● Task list:
a. Reproduce the passage of the sermon on Jonah that starts with the words "We all remember the story about" and ends after the words "on dry land.".
b. Carry on the sermon on Jonah and discipleship, picking up right after its final sentence.

Sermons That Work

We All Remember the Story…, Epiphany 3 (B) – 2006

January 22, 2006

We all remember the story about Jonah being swallowed by a whale, but what we might have forgotten is why. This is the story: God asks Jonah to go to Nineveh, a corrupt city, and tell them that if they repent, God will not destroy them. This annoys Jonah, who thinks that the Ninevites deserve whatever they get. So he pouts, and frets, and finally runs away. He takes a ship as far away as he can possibly go, to the ends of the known world. But there is a storm, and in desperation the sailors toss Jonah — who had told them he was fleeing from God — into the sea, and Jonah is swallowed by a great fish. Jonah prays to the Lord for three days, and at the end of that time the Lord tells the fish to deposit Jonah on dry land.

After all this, God again asks Jonah to go to Nineveh, and he finally does so, reluctantly at best. The king and the people hear Jonah’s message, and they fast and repent. God saw this, and the scripture tells us he “changed his mind” and did not destroy them. While God is pleased, Jonah is very displeased that God relented, and God rebukes him for his lack of charity.

In contrast, we have the gospel from Mark, the story of the call of Simon and Andrew and James and John. According to Mark, the men “immediately” left their fishing nets and boats to follow Jesus. And then there is Paul telling the Corinthians that time is growing short, that they should live with the knowledge that “the present form of this world is passing away.” We sometimes interpret Paul as being against “the world,” against marriage and emotions and family ties, but it is really more his sense of urgency that comes through his letters. It’s not that he’s against these things so much as it is this urgency that informs his understanding of discipleship.

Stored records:
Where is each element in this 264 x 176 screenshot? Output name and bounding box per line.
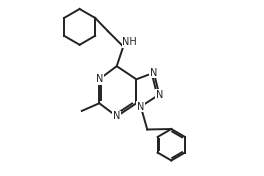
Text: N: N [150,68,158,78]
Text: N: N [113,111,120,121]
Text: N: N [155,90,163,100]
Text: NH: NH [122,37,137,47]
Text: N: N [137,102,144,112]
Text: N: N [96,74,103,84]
==
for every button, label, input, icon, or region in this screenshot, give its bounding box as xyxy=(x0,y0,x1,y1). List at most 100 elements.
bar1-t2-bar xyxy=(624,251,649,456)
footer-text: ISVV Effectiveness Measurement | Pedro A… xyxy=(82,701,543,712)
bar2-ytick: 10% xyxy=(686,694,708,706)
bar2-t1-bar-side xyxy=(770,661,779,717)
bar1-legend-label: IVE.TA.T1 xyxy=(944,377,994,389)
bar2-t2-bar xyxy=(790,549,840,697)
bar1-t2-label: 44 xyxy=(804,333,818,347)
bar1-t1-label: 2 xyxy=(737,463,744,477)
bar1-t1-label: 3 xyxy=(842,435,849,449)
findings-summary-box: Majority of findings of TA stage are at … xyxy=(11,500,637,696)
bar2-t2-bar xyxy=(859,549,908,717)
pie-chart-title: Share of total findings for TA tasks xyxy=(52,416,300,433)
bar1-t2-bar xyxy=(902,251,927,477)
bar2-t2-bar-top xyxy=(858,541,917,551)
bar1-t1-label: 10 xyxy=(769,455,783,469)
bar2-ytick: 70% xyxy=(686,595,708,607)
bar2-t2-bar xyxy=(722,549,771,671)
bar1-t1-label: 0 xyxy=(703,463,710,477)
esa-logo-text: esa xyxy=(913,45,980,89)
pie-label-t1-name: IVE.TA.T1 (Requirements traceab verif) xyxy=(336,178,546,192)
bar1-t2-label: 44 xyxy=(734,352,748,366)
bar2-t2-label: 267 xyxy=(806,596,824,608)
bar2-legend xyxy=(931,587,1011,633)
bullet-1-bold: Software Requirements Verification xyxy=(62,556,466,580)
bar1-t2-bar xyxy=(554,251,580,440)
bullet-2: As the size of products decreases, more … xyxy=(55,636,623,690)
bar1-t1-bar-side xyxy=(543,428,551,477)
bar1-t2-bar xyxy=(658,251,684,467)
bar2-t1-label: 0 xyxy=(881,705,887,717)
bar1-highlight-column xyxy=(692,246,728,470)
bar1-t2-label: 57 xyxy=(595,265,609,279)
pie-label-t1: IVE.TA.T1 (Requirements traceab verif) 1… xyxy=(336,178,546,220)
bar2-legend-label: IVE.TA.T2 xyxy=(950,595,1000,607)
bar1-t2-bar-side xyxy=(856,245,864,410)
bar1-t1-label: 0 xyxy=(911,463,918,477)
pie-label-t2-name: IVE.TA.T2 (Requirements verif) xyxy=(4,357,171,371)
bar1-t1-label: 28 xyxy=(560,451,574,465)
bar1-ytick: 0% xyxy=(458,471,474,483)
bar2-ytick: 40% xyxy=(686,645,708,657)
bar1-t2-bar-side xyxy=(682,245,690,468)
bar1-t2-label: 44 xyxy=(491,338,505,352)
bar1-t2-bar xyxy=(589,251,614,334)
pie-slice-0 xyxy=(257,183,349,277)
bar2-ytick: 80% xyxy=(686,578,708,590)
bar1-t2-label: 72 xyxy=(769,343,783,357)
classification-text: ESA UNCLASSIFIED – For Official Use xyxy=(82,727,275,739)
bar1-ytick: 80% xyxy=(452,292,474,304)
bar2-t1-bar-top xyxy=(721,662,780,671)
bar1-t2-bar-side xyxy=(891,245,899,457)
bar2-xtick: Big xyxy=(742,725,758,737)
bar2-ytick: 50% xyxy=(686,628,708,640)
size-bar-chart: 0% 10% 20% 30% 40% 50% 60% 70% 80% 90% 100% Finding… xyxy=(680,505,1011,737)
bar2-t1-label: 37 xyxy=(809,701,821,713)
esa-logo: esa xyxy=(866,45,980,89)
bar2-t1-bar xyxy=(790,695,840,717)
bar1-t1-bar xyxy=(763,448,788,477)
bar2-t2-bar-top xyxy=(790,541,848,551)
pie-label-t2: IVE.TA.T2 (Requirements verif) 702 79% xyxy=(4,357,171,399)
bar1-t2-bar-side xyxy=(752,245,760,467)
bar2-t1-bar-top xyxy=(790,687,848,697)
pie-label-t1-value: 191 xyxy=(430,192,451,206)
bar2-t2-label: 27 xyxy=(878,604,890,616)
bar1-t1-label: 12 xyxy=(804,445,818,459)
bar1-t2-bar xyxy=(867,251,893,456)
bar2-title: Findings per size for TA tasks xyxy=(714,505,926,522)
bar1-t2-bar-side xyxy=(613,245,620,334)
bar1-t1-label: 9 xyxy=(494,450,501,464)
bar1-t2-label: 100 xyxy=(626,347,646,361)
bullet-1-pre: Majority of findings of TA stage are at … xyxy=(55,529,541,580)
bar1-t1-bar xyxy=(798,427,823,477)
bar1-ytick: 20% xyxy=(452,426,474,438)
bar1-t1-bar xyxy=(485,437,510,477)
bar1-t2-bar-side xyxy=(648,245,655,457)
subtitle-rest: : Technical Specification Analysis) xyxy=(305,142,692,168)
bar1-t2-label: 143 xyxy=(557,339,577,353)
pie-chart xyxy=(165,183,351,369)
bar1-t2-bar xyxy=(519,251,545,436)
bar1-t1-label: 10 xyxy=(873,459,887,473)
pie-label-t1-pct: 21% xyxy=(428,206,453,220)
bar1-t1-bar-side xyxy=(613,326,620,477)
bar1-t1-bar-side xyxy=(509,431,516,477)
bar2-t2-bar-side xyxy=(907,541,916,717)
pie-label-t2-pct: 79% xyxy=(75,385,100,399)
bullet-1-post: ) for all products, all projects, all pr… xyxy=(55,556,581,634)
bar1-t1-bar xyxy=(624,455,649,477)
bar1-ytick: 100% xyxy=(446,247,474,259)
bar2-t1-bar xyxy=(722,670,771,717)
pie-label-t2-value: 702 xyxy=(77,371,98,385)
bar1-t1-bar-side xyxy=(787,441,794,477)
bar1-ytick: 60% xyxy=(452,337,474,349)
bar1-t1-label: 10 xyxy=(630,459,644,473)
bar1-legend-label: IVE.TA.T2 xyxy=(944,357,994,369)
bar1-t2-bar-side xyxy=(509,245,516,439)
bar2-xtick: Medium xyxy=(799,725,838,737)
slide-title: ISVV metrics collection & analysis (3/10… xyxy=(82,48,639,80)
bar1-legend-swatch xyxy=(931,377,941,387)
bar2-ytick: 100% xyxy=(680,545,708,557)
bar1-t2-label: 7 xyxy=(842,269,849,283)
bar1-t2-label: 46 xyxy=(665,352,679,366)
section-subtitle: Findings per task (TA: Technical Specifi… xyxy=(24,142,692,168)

● In response:
a.
We all remember the story about Jonah being swallowed by a whale, but what we might have forgotten is why. This is the story: God asks Jonah to go to Nineveh, a corrupt city, and tell them that if they repent, God will not destroy them. This annoys Jonah, who thinks that the Ninevites deserve whatever they get. So he pouts, and frets, and finally runs away. He takes a ship as far away as he can possibly go, to the ends of the known world. But there is a storm, and in desperation the sailors toss Jonah — who had told them he was fleeing from God — into the sea, and Jonah is swallowed by a great fish. Jonah prays to the Lord for three days, and at the end of that time the Lord tells the fish to deposit Jonah on dry land.

b.
This same urgency colors the gospel accounts of Jesus. Mark’s tempo or pace is so much more rapid and less literary, if you will, than the other gospels. He is in a hurry to tell his story, and the oral tradition of Mark’s gospel comes through clearly. There is also that same sense of urgency, of no time to waste — the early church really believed that the end of the world was near. So it would have been unthinkable to Mark that the disciples would have done anything else but respond to Jesus “immediately.”

Being human, it is likely that the apostles really didn’t drop everything that minute to follow Jesus. They probably had to make arrangements for their workers, check in at home, and all the usual things that we have to do before going on a trip. But Mark is telling a story and trying to make a point: this wasn’t just any journey, this was important.

How often do we drop everything and follow when God calls? We tend, rather, to be more like Jonah than James and Andrew in our response to God. We are slow and reluctant, we drag our feet, we are recalcitrant, and we are annoyed when God doesn’t do what we think God should do. We have lots of excuses about why we can’t do it that way, or why we can’t do it now. Often God’s plans for us, God’s interventions in our lives, have very little to do with our own plans, and they are usually inconvenient. It’s not what we had planned, they way we thought things would work out, or what we thought we would do with our lives. Sometimes, like Jonah, we just simply don’t want to do it.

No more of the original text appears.